## Objective
Each entry should be quoted word for word, including every mark of punctuation.

## Records to process
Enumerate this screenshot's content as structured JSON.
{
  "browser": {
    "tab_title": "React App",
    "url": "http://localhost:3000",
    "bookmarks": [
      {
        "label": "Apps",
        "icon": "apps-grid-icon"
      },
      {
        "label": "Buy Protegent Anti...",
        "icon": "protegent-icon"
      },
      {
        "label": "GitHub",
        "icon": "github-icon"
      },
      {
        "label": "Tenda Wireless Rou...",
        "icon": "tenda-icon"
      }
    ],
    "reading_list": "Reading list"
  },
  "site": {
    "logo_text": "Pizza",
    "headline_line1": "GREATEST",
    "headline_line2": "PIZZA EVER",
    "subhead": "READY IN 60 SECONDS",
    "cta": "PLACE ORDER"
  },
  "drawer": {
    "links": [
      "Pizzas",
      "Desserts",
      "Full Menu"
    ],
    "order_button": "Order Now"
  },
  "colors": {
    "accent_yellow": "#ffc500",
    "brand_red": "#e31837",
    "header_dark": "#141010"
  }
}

## The solution
Enumerate this screenshot's content as structured JSON.
{
  "browser": {
    "tab_title": "React App",
    "url": "http://localhost:3000",
    "bookmarks": [
      {
        "label": "Apps",
        "icon": "apps-grid-icon"
      },
      {
        "label": "Buy Protegent Anti...",
        "icon": "protegent-icon"
      },
      {
        "label": "GitHub",
        "icon": "github-icon"
      },
      {
        "label": "Tenda Wireless Rou...",
        "icon": "tenda-icon"
      }
    ],
    "reading_list": "Reading list"
  },
  "site": {
    "logo_text": "Pizza",
    "headline_line1": "GREATEST",
    "headline_line2": "PIZZA EVER",
    "subhead": "READY IN 60 SECONDS",
    "cta": "PLACE ORDER"
  },
  "drawer": {
    "links": [
      "Pizzas",
      "Desserts",
      "Full Menu"
    ],
    "order_button": "Order Now"
  },
  "colors": {
    "accent_yellow": "#ffc500",
    "brand_red": "#e31837",
    "header_dark": "#141010"
  }
}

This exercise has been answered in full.